Collect every line below that contains the word "structure".
════════════════
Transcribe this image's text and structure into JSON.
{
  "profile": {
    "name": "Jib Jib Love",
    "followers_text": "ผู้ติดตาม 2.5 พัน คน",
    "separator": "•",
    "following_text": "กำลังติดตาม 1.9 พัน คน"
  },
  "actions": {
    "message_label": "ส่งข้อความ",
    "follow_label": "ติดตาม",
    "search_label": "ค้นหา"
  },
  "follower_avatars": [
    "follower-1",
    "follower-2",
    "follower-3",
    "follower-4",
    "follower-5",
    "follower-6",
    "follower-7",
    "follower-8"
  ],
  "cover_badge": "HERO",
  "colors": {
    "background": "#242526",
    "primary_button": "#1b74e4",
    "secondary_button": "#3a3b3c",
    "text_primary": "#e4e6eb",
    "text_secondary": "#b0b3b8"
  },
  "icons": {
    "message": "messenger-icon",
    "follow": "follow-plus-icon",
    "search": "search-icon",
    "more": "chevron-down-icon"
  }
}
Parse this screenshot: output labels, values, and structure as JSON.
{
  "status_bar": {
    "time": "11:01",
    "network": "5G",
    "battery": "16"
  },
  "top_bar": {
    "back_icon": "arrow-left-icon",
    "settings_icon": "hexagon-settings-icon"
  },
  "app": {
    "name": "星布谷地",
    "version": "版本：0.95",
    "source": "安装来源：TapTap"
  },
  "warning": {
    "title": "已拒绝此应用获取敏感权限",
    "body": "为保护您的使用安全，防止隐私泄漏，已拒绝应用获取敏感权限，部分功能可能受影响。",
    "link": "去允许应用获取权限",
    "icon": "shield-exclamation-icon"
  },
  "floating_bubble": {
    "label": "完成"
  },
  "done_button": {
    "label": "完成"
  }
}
════════════════
▶ _SOLUTION_:
Transcribe this image's text and structure into JSON.
Parse this screenshot: output labels, values, and structure as JSON.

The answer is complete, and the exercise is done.